- _The task_:
Begin at the line with "Give me the" and output every line through the end of the records, exactly as given. Omit pictures.

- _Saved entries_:
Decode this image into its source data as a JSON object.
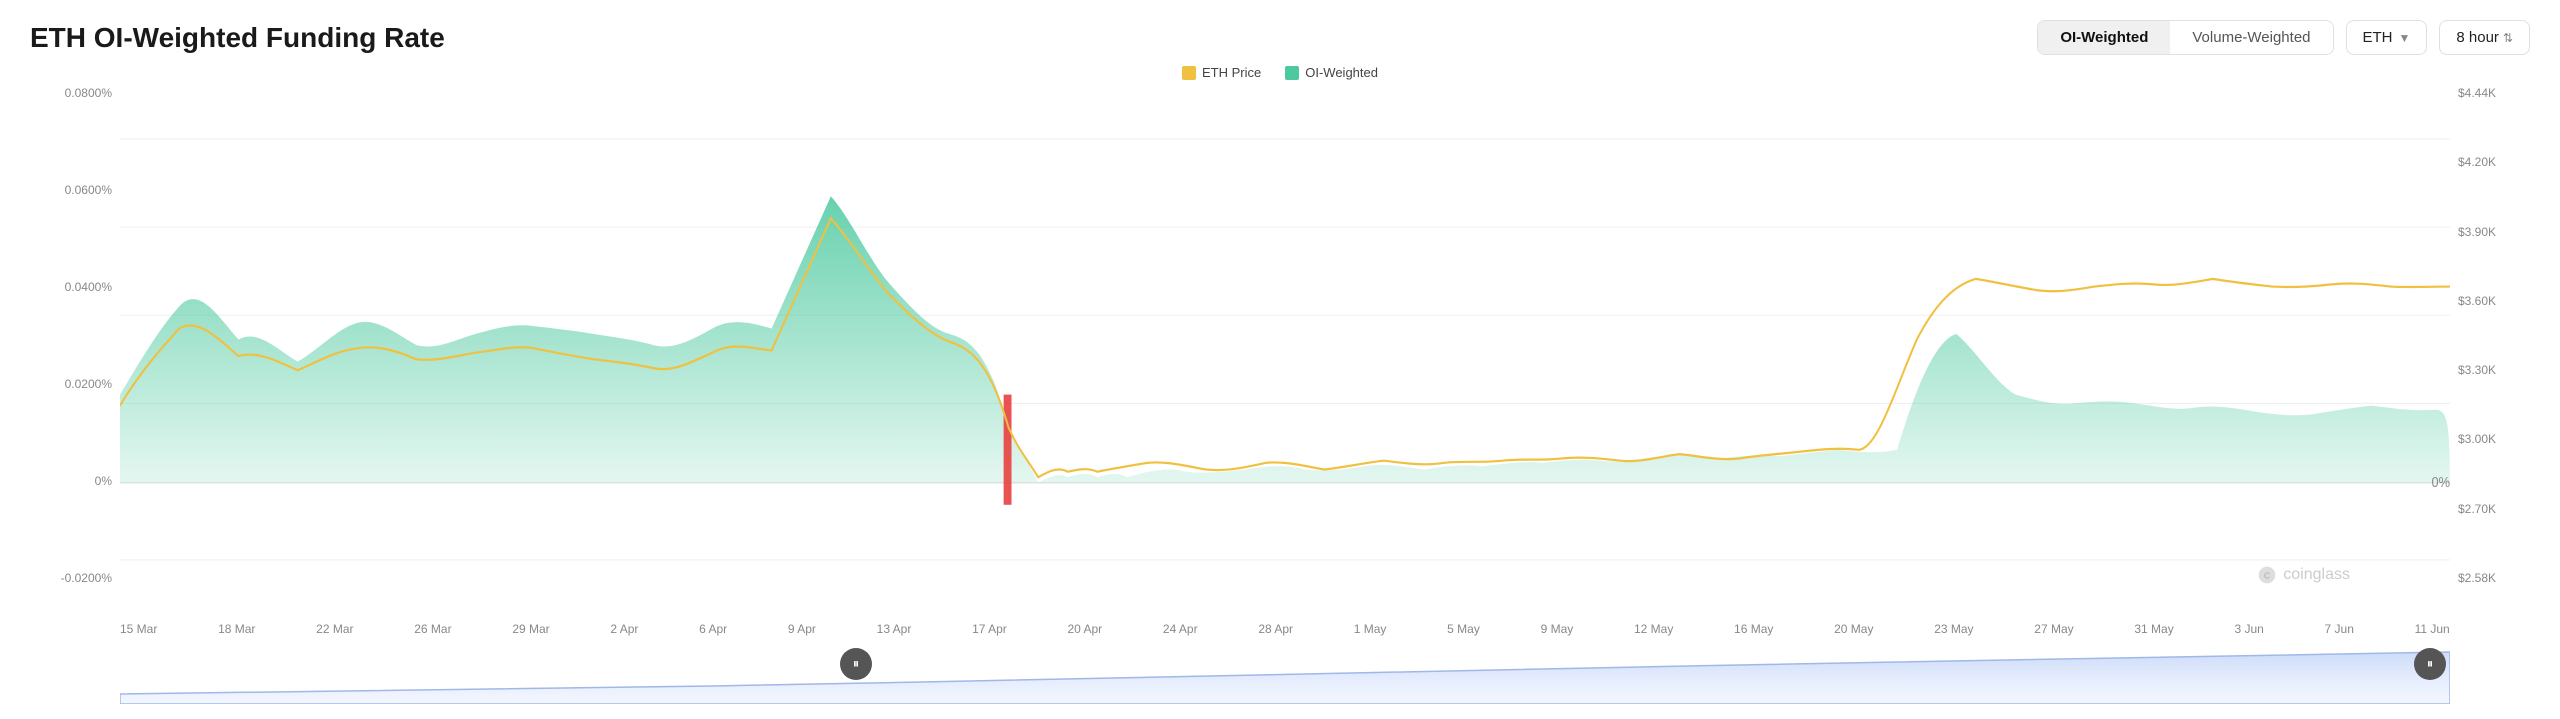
{
  "header": {
    "title": "ETH OI-Weighted Funding Rate"
  },
  "controls": {
    "tab1_label": "OI-Weighted",
    "tab2_label": "Volume-Weighted",
    "asset_label": "ETH",
    "hour_label": "8 hour"
  },
  "legend": {
    "item1_label": "ETH Price",
    "item2_label": "OI-Weighted",
    "item1_color": "#f0c040",
    "item2_color": "#4dc9a0"
  },
  "y_axis_left": {
    "values": [
      "0.0800%",
      "0.0600%",
      "0.0400%",
      "0.0200%",
      "0%",
      "-0.0200%"
    ]
  },
  "y_axis_right": {
    "values": [
      "$4.44K",
      "$4.20K",
      "$3.90K",
      "$3.60K",
      "$3.30K",
      "$3.00K",
      "$2.70K",
      "$2.58K"
    ]
  },
  "x_axis": {
    "labels": [
      "15 Mar",
      "18 Mar",
      "22 Mar",
      "26 Mar",
      "29 Mar",
      "2 Apr",
      "6 Apr",
      "9 Apr",
      "13 Apr",
      "17 Apr",
      "20 Apr",
      "24 Apr",
      "28 Apr",
      "1 May",
      "5 May",
      "9 May",
      "12 May",
      "16 May",
      "20 May",
      "23 May",
      "27 May",
      "31 May",
      "3 Jun",
      "7 Jun",
      "11 Jun"
    ]
  },
  "watermark": "coinglass"
}
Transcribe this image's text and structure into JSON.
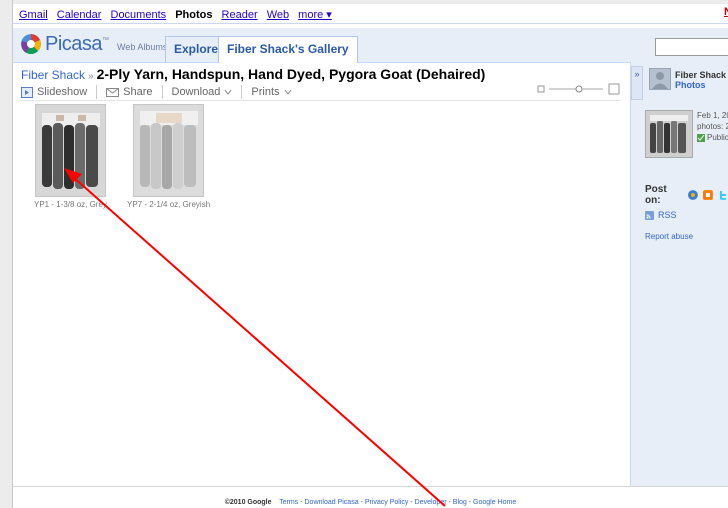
{
  "gbar": {
    "links": [
      "Gmail",
      "Calendar",
      "Documents"
    ],
    "current": "Photos",
    "links2": [
      "Reader",
      "Web",
      "more ▾"
    ],
    "new_label": "Ne"
  },
  "header": {
    "logo_text": "Picasa",
    "logo_tm": "™",
    "logo_sub": "Web Albums",
    "tabs": [
      "Explore",
      "Fiber Shack's Gallery"
    ]
  },
  "breadcrumb": {
    "owner": "Fiber Shack",
    "separator": "»",
    "title": "2-Ply Yarn, Handspun, Hand Dyed, Pygora Goat (Dehaired)"
  },
  "toolbar": {
    "slideshow": "Slideshow",
    "share": "Share",
    "download": "Download",
    "prints": "Prints"
  },
  "photos": [
    {
      "caption": "YP1 - 1-3/8 oz, Grey"
    },
    {
      "caption": "YP7 - 2-1/4 oz, Greyish"
    }
  ],
  "side": {
    "toggle": "»",
    "owner": "Fiber Shack",
    "photos_link": "Photos",
    "date": "Feb 1, 20",
    "photos_count": "photos: 2",
    "visibility": "Public",
    "post_on": "Post on:",
    "rss": "RSS",
    "report": "Report abuse"
  },
  "footer": {
    "copyright": "©2010 Google",
    "links": [
      "Terms",
      "Download Picasa",
      "Privacy Policy",
      "Developer",
      "Blog",
      "Google Home"
    ],
    "sep": " - "
  },
  "colors": {
    "link": "#3366cc",
    "arrow": "#ff0000",
    "header_bg": "#e8eef7"
  }
}
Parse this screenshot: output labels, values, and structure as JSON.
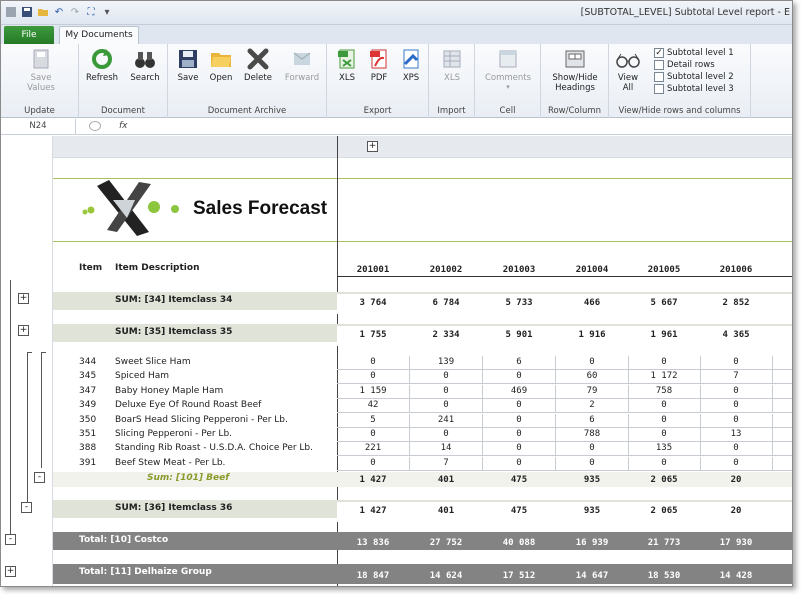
{
  "window_title": "[SUBTOTAL_LEVEL] Subtotal Level report - E",
  "tabs": {
    "file": "File",
    "doc": "My Documents"
  },
  "ribbon": {
    "groups": [
      {
        "label": "Update",
        "buttons": [
          {
            "label": "Save\nValues",
            "icon": "save-values-icon",
            "disabled": true
          }
        ]
      },
      {
        "label": "Document",
        "buttons": [
          {
            "label": "Refresh",
            "icon": "refresh-icon"
          },
          {
            "label": "Search",
            "icon": "binoculars-icon"
          }
        ]
      },
      {
        "label": "Document Archive",
        "buttons": [
          {
            "label": "Save",
            "icon": "floppy-icon"
          },
          {
            "label": "Open",
            "icon": "folder-icon"
          },
          {
            "label": "Delete",
            "icon": "delete-x-icon"
          },
          {
            "label": "Forward",
            "icon": "forward-icon",
            "disabled": true
          }
        ]
      },
      {
        "label": "Export",
        "buttons": [
          {
            "label": "XLS",
            "icon": "xls-icon"
          },
          {
            "label": "PDF",
            "icon": "pdf-icon"
          },
          {
            "label": "XPS",
            "icon": "xps-icon"
          }
        ]
      },
      {
        "label": "Import",
        "buttons": [
          {
            "label": "XLS",
            "icon": "import-xls-icon",
            "disabled": true
          }
        ]
      },
      {
        "label": "Cell",
        "buttons": [
          {
            "label": "Comments",
            "icon": "comments-icon",
            "disabled": true
          }
        ]
      },
      {
        "label": "Row/Column",
        "buttons": [
          {
            "label": "Show/Hide\nHeadings",
            "icon": "headings-icon"
          }
        ]
      },
      {
        "label": "View/Hide rows and columns",
        "buttons": [
          {
            "label": "View\nAll",
            "icon": "glasses-icon"
          }
        ]
      }
    ],
    "checkboxes": [
      {
        "label": "Subtotal level 1",
        "checked": true
      },
      {
        "label": "Detail rows",
        "checked": false
      },
      {
        "label": "Subtotal level 2",
        "checked": false
      },
      {
        "label": "Subtotal level 3",
        "checked": false
      }
    ]
  },
  "formula_bar": {
    "cell_ref": "N24",
    "fx": "fx"
  },
  "report": {
    "title": "Sales Forecast",
    "headers": {
      "item": "Item",
      "desc": "Item Description",
      "periods": [
        "201001",
        "201002",
        "201003",
        "201004",
        "201005",
        "201006"
      ]
    },
    "sum34": {
      "label": "SUM: [34] Itemclass 34",
      "values": [
        "3 764",
        "6 784",
        "5 733",
        "466",
        "5 667",
        "2 852"
      ]
    },
    "sum35": {
      "label": "SUM: [35] Itemclass 35",
      "values": [
        "1 755",
        "2 334",
        "5 901",
        "1 916",
        "1 961",
        "4 365"
      ]
    },
    "details": [
      {
        "item": "344",
        "desc": "Sweet Slice Ham",
        "values": [
          "0",
          "139",
          "6",
          "0",
          "0",
          "0"
        ]
      },
      {
        "item": "345",
        "desc": "Spiced Ham",
        "values": [
          "0",
          "0",
          "0",
          "60",
          "1 172",
          "7"
        ]
      },
      {
        "item": "347",
        "desc": "Baby Honey Maple Ham",
        "values": [
          "1 159",
          "0",
          "469",
          "79",
          "758",
          "0"
        ]
      },
      {
        "item": "349",
        "desc": "Deluxe Eye Of Round Roast Beef",
        "values": [
          "42",
          "0",
          "0",
          "2",
          "0",
          "0"
        ]
      },
      {
        "item": "350",
        "desc": "BoarS Head Slicing Pepperoni - Per Lb.",
        "values": [
          "5",
          "241",
          "0",
          "6",
          "0",
          "0"
        ]
      },
      {
        "item": "351",
        "desc": "Slicing Pepperoni - Per Lb.",
        "values": [
          "0",
          "0",
          "0",
          "788",
          "0",
          "13"
        ]
      },
      {
        "item": "388",
        "desc": "Standing Rib Roast - U.S.D.A. Choice Per Lb.",
        "values": [
          "221",
          "14",
          "0",
          "0",
          "135",
          "0"
        ]
      },
      {
        "item": "391",
        "desc": "Beef Stew Meat - Per Lb.",
        "values": [
          "0",
          "7",
          "0",
          "0",
          "0",
          "0"
        ]
      }
    ],
    "sum101": {
      "label": "Sum: [101] Beef",
      "values": [
        "1 427",
        "401",
        "475",
        "935",
        "2 065",
        "20"
      ]
    },
    "sum36": {
      "label": "SUM: [36] Itemclass 36",
      "values": [
        "1 427",
        "401",
        "475",
        "935",
        "2 065",
        "20"
      ]
    },
    "total10": {
      "label": "Total: [10] Costco",
      "values": [
        "13 836",
        "27 752",
        "40 088",
        "16 939",
        "21 773",
        "17 930"
      ]
    },
    "total11": {
      "label": "Total: [11] Delhaize Group",
      "values": [
        "18 847",
        "14 624",
        "17 512",
        "14 647",
        "18 530",
        "14 428"
      ]
    }
  }
}
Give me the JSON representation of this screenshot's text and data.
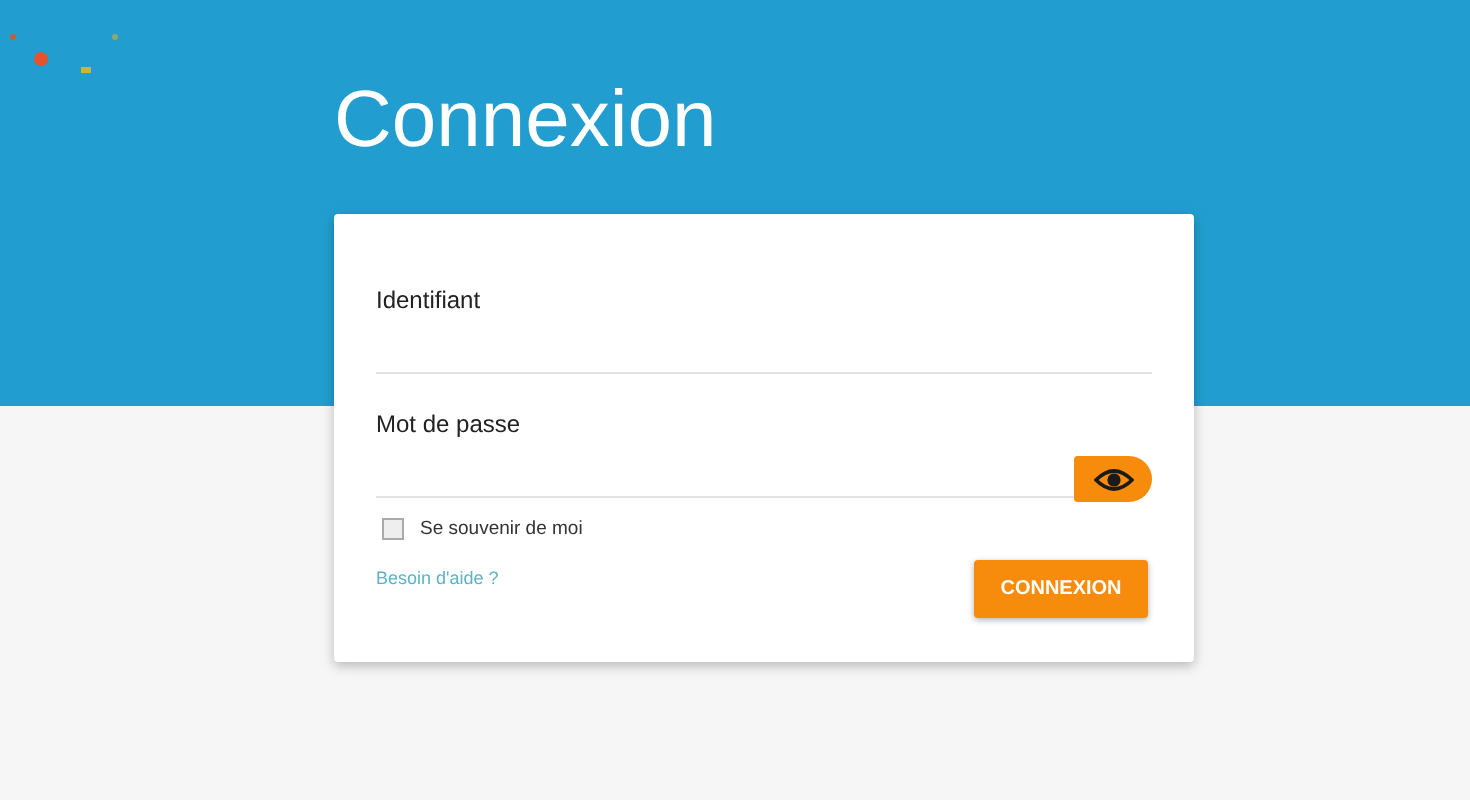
{
  "title": "Connexion",
  "fields": [
    {
      "label": "Identifiant",
      "kind": "text"
    },
    {
      "label": "Mot de passe",
      "kind": "password"
    }
  ],
  "remember": {
    "label": "Se souvenir de moi",
    "checked": false
  },
  "help_link": "Besoin d'aide ?",
  "submit": "CONNEXION"
}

- _Answer to the problem_:
Give me the JSON representation of this screenshot's text and data.
{
  "title": "Connexion",
  "fields": [
    {
      "label": "Identifiant",
      "kind": "text"
    },
    {
      "label": "Mot de passe",
      "kind": "password"
    }
  ],
  "remember": {
    "label": "Se souvenir de moi",
    "checked": false
  },
  "help_link": "Besoin d'aide ?",
  "submit": "CONNEXION"
}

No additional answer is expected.